## Problem details
For the data below, work out how many lines include the string "name" and report only the number.

Start Material shown

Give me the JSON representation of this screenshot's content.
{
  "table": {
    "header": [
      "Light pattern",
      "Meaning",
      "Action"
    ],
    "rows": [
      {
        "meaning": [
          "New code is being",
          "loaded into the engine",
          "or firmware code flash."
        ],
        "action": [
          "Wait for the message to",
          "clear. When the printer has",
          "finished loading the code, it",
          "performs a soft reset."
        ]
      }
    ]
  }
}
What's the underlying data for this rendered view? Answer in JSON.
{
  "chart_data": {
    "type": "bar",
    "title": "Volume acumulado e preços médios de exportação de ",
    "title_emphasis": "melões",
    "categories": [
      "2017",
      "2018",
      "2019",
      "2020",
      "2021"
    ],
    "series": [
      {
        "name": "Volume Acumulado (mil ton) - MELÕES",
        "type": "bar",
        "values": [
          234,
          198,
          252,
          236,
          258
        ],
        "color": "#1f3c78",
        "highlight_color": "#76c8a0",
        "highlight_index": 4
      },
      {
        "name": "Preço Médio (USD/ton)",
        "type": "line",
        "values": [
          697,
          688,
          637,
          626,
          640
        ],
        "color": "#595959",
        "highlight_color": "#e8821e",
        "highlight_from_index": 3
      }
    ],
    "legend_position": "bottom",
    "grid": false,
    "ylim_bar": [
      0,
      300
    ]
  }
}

End Material shown

## Exercise answer
2